__Data supplied__
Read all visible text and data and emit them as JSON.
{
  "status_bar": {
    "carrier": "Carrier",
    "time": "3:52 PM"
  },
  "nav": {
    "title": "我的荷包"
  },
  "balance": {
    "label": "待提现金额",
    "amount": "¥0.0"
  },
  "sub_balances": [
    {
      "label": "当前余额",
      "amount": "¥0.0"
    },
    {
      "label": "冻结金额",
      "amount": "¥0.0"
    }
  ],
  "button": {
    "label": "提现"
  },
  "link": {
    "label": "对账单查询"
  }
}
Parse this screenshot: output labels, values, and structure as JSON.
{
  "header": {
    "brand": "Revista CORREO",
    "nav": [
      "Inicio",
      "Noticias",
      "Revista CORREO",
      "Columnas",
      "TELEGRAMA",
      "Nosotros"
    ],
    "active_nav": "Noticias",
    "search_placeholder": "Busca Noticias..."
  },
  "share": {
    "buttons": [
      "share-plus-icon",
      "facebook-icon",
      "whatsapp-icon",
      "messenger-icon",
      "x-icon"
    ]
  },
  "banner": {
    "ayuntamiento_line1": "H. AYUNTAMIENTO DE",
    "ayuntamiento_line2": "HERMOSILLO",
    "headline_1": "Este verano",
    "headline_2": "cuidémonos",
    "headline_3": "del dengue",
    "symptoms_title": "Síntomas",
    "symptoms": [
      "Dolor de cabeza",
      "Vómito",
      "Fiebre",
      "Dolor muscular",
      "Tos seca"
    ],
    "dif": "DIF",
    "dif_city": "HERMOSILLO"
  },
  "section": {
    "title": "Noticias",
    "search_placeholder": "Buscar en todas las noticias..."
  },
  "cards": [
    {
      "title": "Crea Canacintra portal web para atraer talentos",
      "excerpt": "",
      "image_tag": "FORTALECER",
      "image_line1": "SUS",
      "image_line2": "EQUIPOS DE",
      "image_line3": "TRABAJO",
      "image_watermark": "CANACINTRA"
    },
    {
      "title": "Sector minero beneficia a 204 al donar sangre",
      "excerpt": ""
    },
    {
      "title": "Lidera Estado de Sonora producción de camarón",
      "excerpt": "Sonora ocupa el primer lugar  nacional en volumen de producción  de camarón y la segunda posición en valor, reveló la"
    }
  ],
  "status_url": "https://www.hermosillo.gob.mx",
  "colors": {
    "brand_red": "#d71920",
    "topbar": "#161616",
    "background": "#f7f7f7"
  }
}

__Stated problem__
Extract all the material, leaving every line as it is.

__Exercise solution__
Read all visible text and data and emit them as JSON.
{
  "status_bar": {
    "carrier": "Carrier",
    "time": "3:52 PM"
  },
  "nav": {
    "title": "我的荷包"
  },
  "balance": {
    "label": "待提现金额",
    "amount": "¥0.0"
  },
  "sub_balances": [
    {
      "label": "当前余额",
      "amount": "¥0.0"
    },
    {
      "label": "冻结金额",
      "amount": "¥0.0"
    }
  ],
  "button": {
    "label": "提现"
  },
  "link": {
    "label": "对账单查询"
  }
}
Parse this screenshot: output labels, values, and structure as JSON.
{
  "header": {
    "brand": "Revista CORREO",
    "nav": [
      "Inicio",
      "Noticias",
      "Revista CORREO",
      "Columnas",
      "TELEGRAMA",
      "Nosotros"
    ],
    "active_nav": "Noticias",
    "search_placeholder": "Busca Noticias..."
  },
  "share": {
    "buttons": [
      "share-plus-icon",
      "facebook-icon",
      "whatsapp-icon",
      "messenger-icon",
      "x-icon"
    ]
  },
  "banner": {
    "ayuntamiento_line1": "H. AYUNTAMIENTO DE",
    "ayuntamiento_line2": "HERMOSILLO",
    "headline_1": "Este verano",
    "headline_2": "cuidémonos",
    "headline_3": "del dengue",
    "symptoms_title": "Síntomas",
    "symptoms": [
      "Dolor de cabeza",
      "Vómito",
      "Fiebre",
      "Dolor muscular",
      "Tos seca"
    ],
    "dif": "DIF",
    "dif_city": "HERMOSILLO"
  },
  "section": {
    "title": "Noticias",
    "search_placeholder": "Buscar en todas las noticias..."
  },
  "cards": [
    {
      "title": "Crea Canacintra portal web para atraer talentos",
      "excerpt": "",
      "image_tag": "FORTALECER",
      "image_line1": "SUS",
      "image_line2": "EQUIPOS DE",
      "image_line3": "TRABAJO",
      "image_watermark": "CANACINTRA"
    },
    {
      "title": "Sector minero beneficia a 204 al donar sangre",
      "excerpt": ""
    },
    {
      "title": "Lidera Estado de Sonora producción de camarón",
      "excerpt": "Sonora ocupa el primer lugar  nacional en volumen de producción  de camarón y la segunda posición en valor, reveló la"
    }
  ],
  "status_url": "https://www.hermosillo.gob.mx",
  "colors": {
    "brand_red": "#d71920",
    "topbar": "#161616",
    "background": "#f7f7f7"
  }
}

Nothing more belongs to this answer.